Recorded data
--------------------------------------------------

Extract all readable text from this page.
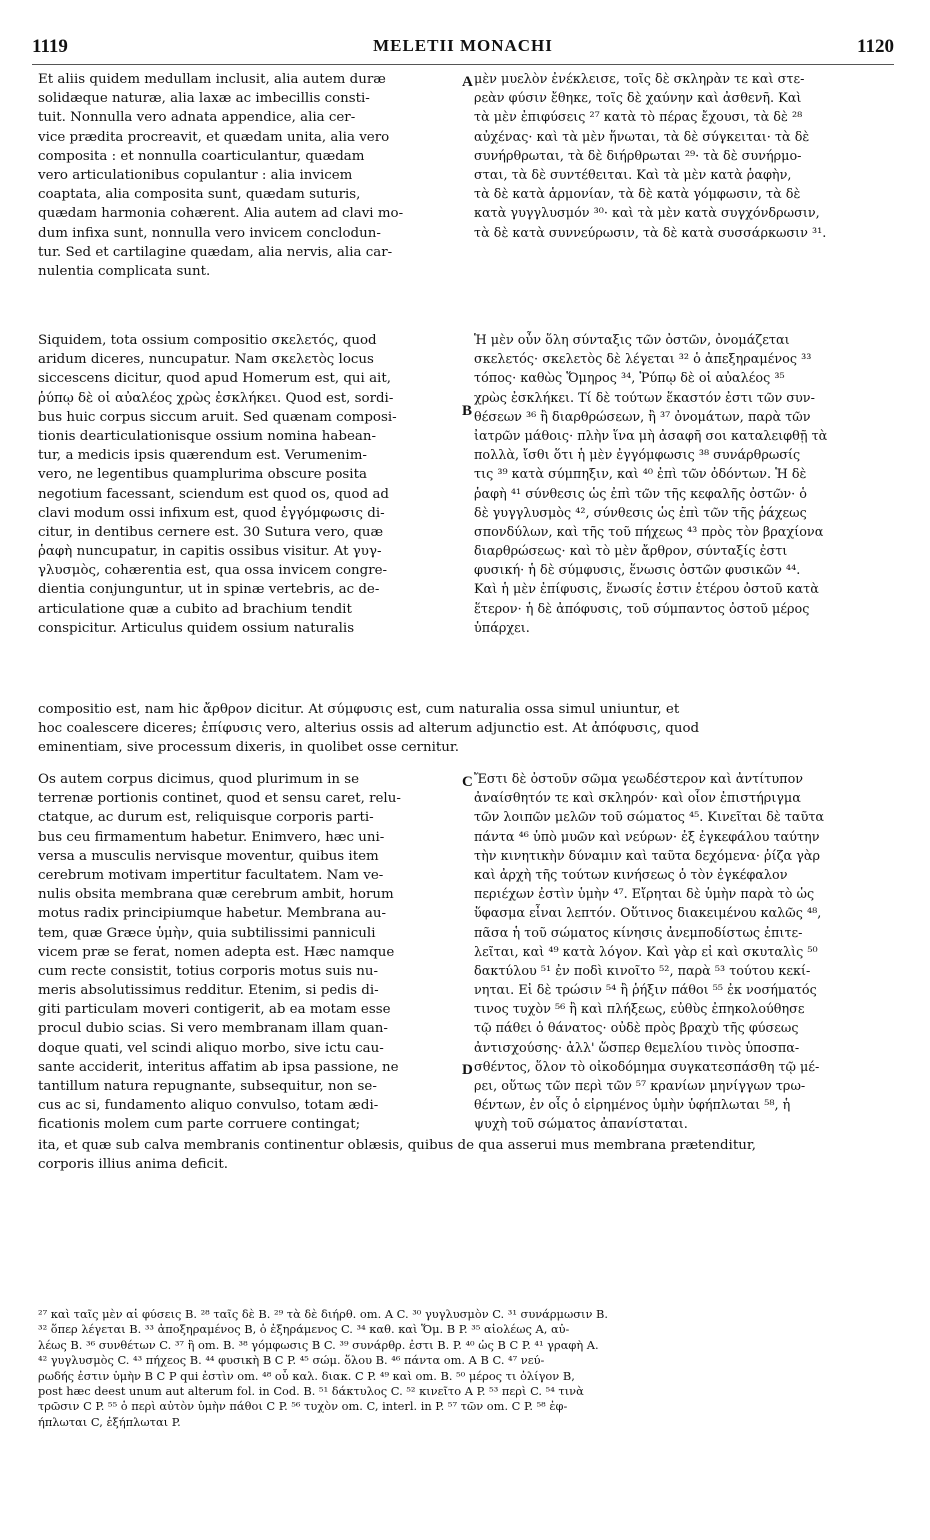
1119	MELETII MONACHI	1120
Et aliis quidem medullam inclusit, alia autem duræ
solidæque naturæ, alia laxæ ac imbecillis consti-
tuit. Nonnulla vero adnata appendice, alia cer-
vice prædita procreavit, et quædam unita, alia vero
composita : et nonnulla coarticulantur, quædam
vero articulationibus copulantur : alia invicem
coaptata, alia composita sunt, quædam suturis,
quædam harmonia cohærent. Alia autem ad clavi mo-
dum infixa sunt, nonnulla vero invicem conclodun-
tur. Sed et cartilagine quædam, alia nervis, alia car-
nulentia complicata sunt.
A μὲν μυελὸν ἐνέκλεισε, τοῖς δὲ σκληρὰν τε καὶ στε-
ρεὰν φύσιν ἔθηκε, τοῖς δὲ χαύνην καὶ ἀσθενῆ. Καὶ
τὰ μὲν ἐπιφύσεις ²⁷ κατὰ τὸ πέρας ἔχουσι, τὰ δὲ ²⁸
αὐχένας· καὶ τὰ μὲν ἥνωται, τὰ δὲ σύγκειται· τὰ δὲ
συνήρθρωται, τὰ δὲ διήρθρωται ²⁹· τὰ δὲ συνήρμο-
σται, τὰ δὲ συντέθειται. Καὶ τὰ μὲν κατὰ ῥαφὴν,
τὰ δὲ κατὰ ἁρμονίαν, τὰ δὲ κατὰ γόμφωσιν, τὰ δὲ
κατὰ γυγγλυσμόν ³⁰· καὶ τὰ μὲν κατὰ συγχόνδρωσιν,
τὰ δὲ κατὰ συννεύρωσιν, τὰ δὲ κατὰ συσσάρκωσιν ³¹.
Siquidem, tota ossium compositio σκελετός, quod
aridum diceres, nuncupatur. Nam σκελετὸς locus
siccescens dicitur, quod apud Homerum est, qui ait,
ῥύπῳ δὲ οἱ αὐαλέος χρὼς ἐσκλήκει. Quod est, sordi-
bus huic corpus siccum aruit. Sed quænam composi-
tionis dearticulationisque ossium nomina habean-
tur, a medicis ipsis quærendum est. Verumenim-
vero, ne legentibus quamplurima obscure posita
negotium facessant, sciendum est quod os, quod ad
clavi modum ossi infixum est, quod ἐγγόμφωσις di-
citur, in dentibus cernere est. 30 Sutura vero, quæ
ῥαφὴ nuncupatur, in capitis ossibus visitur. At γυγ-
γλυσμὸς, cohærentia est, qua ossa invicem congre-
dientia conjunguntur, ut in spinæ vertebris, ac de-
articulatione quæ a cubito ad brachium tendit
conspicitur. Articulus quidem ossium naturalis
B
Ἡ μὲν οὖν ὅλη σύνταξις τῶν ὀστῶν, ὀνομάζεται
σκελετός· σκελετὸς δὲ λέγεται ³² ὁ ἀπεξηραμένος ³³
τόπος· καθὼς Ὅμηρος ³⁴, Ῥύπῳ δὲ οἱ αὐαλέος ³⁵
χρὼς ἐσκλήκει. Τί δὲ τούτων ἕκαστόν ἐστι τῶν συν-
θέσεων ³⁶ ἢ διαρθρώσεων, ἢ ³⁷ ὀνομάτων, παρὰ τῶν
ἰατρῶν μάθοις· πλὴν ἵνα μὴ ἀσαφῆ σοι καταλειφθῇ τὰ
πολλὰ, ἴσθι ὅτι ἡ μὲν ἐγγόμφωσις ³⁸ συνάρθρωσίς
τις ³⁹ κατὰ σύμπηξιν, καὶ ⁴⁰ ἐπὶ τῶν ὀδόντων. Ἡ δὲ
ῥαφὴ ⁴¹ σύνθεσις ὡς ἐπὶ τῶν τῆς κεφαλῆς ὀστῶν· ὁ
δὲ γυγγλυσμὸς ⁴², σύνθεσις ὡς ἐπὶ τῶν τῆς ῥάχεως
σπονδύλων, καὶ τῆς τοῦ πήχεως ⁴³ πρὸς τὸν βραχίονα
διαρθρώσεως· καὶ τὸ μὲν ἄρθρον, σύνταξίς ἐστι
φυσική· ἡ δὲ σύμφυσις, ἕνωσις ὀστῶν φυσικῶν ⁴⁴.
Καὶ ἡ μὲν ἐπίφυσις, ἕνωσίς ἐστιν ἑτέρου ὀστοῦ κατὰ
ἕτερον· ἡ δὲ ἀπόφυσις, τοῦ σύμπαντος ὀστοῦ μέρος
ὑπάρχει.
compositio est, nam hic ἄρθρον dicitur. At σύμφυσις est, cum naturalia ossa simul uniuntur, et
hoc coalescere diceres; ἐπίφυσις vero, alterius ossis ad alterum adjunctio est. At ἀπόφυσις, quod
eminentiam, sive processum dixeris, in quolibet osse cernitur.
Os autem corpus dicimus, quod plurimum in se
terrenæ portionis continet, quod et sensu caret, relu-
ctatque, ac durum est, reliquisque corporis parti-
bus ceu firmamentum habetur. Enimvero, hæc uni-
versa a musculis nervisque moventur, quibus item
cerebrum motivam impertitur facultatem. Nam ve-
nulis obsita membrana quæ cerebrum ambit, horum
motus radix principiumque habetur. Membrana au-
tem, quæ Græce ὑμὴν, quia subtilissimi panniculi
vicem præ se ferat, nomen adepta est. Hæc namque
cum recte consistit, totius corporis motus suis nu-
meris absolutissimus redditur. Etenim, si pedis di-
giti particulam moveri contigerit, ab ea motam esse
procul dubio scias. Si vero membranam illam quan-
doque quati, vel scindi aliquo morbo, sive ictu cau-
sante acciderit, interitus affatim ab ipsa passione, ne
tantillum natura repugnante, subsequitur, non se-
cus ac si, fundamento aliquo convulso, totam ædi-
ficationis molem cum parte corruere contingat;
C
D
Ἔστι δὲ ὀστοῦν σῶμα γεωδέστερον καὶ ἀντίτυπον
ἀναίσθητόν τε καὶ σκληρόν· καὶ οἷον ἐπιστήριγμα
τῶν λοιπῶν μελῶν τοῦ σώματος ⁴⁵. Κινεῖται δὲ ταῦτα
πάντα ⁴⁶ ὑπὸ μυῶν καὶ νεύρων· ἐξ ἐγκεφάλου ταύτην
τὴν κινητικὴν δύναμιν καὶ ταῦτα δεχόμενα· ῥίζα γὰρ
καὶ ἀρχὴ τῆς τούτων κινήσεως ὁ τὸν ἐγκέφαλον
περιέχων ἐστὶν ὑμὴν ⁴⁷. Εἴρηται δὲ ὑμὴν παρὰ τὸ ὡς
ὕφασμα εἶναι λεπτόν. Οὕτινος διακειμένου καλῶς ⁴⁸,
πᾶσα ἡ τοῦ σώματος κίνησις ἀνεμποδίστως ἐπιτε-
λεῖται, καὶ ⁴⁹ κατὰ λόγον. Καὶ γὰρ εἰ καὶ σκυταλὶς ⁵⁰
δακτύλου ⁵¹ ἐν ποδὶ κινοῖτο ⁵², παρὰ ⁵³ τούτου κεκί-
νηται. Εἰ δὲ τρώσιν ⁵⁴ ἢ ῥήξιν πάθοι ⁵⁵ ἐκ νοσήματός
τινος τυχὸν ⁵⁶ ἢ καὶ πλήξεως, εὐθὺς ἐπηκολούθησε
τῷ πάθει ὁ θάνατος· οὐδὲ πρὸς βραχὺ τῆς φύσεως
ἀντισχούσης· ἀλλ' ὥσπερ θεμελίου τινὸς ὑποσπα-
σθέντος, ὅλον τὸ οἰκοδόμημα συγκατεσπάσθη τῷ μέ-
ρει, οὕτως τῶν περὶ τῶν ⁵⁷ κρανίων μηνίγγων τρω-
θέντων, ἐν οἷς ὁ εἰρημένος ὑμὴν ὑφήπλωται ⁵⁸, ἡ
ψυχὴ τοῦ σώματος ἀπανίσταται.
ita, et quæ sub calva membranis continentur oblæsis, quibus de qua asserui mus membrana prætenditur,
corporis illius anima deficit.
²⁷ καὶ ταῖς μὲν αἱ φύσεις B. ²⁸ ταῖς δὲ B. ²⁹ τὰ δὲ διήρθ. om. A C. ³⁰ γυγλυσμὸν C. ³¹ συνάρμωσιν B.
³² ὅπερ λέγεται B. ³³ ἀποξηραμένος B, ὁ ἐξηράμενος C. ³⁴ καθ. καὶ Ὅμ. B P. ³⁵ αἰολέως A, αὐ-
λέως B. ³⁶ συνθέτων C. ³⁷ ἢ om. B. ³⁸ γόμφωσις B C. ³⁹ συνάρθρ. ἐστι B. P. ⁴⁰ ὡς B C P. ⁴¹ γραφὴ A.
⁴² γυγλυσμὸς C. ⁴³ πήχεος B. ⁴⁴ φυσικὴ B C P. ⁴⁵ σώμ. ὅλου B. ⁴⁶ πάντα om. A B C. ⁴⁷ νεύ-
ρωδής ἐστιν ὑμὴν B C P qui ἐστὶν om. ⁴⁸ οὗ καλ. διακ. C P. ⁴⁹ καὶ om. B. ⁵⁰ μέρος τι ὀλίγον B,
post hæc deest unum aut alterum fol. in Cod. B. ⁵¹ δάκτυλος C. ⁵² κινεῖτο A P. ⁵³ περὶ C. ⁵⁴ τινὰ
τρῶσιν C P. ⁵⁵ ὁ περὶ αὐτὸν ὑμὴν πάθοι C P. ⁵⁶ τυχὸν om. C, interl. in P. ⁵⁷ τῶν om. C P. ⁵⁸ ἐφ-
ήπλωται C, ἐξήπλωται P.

--------------------------------------------------

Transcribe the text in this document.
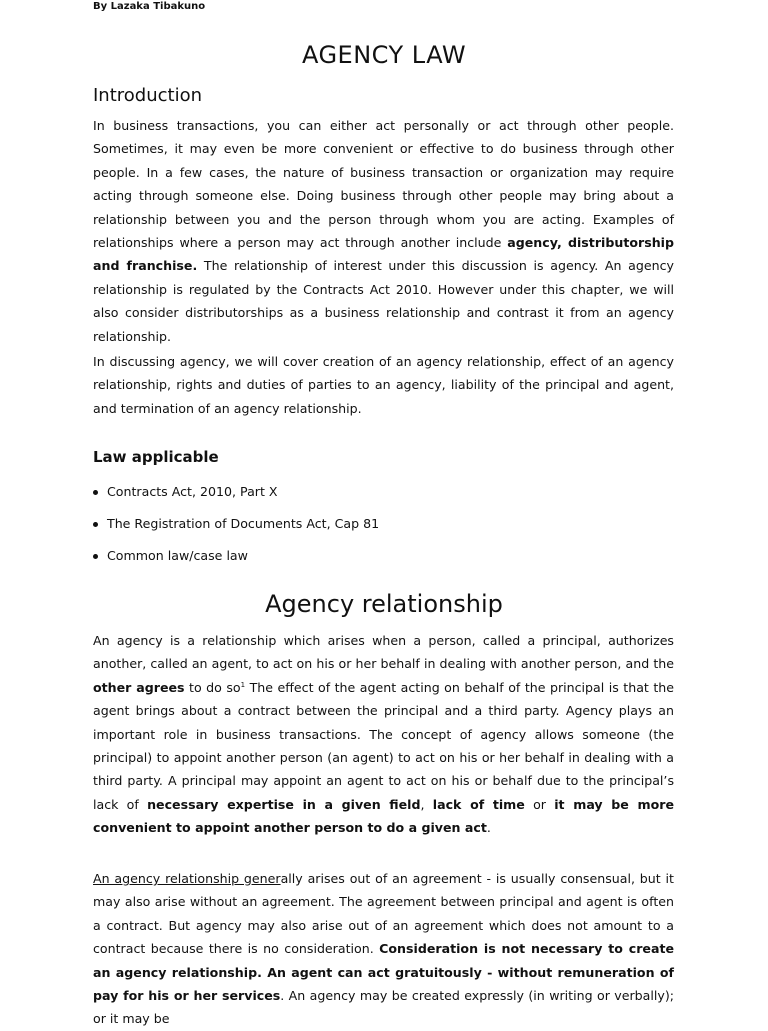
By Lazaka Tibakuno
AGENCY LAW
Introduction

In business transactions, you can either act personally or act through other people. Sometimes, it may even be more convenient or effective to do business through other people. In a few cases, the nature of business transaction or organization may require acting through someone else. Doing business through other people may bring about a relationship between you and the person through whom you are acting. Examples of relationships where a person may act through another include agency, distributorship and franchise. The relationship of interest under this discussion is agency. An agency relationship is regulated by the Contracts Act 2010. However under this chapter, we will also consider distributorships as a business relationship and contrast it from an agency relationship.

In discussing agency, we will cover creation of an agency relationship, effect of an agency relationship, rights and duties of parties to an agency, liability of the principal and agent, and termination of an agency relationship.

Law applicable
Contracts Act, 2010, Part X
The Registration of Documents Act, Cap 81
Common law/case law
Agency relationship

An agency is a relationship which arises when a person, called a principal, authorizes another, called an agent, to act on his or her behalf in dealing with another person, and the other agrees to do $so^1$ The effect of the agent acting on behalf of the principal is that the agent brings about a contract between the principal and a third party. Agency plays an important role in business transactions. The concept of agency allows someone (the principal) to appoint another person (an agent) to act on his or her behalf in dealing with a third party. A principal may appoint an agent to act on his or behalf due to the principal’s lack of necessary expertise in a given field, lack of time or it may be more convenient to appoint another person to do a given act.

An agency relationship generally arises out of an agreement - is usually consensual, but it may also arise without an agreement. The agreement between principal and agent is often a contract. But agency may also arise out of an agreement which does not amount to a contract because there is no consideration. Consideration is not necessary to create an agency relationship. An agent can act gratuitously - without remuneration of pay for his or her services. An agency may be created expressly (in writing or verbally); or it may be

--------------------------------------------------

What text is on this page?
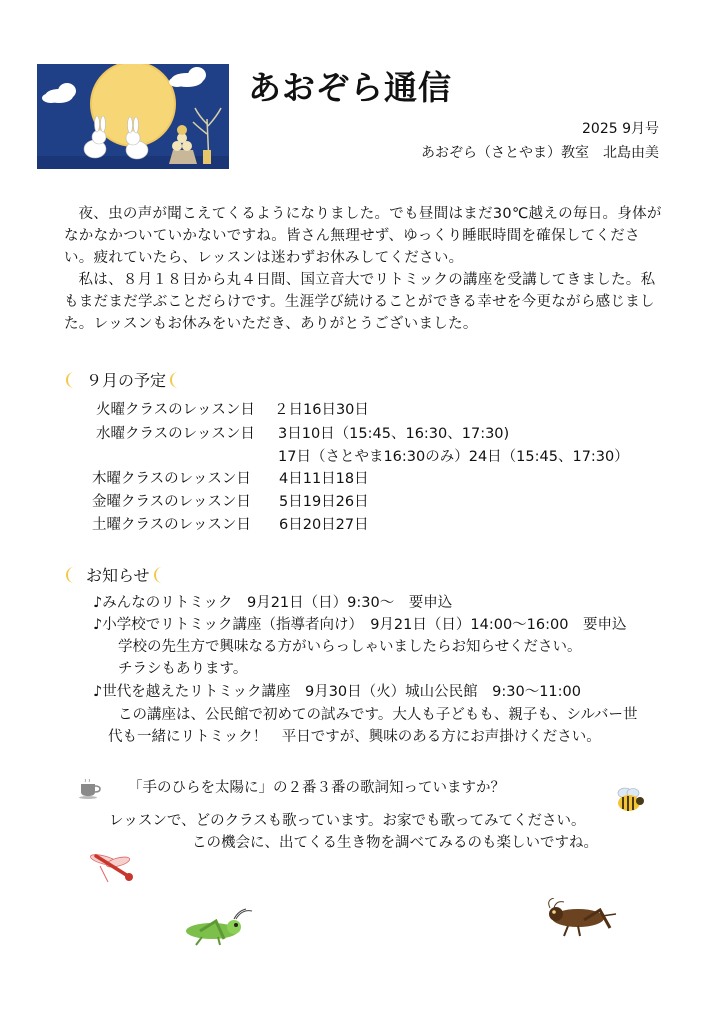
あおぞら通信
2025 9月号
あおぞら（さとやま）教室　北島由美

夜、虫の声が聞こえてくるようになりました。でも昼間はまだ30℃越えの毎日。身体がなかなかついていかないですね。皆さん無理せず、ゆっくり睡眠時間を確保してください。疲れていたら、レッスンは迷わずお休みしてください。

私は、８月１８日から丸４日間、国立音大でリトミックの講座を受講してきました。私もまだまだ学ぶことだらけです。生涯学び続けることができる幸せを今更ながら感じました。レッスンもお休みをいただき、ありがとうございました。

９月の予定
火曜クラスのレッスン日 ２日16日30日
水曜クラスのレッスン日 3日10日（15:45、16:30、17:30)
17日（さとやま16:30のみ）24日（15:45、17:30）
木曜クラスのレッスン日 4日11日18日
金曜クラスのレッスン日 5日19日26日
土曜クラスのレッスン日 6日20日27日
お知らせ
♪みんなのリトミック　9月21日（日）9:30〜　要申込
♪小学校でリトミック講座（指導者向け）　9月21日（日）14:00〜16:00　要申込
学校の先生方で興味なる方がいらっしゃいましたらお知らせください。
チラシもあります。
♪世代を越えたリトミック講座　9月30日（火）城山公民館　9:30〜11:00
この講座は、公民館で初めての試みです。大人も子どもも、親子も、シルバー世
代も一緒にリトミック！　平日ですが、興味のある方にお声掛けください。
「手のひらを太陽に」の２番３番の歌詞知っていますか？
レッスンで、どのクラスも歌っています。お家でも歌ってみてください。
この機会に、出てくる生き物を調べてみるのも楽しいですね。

--------------------------------------------------

[Given exercise]: Copy out every line holding the string "dicitur".

[Exercise answer]:
siccescens dicitur, quod apud Homerum est, qui ait,
compositio est, nam hic ἄρθρον dicitur. At σύμφυσις est, cum naturalia ossa simul uniuntur, et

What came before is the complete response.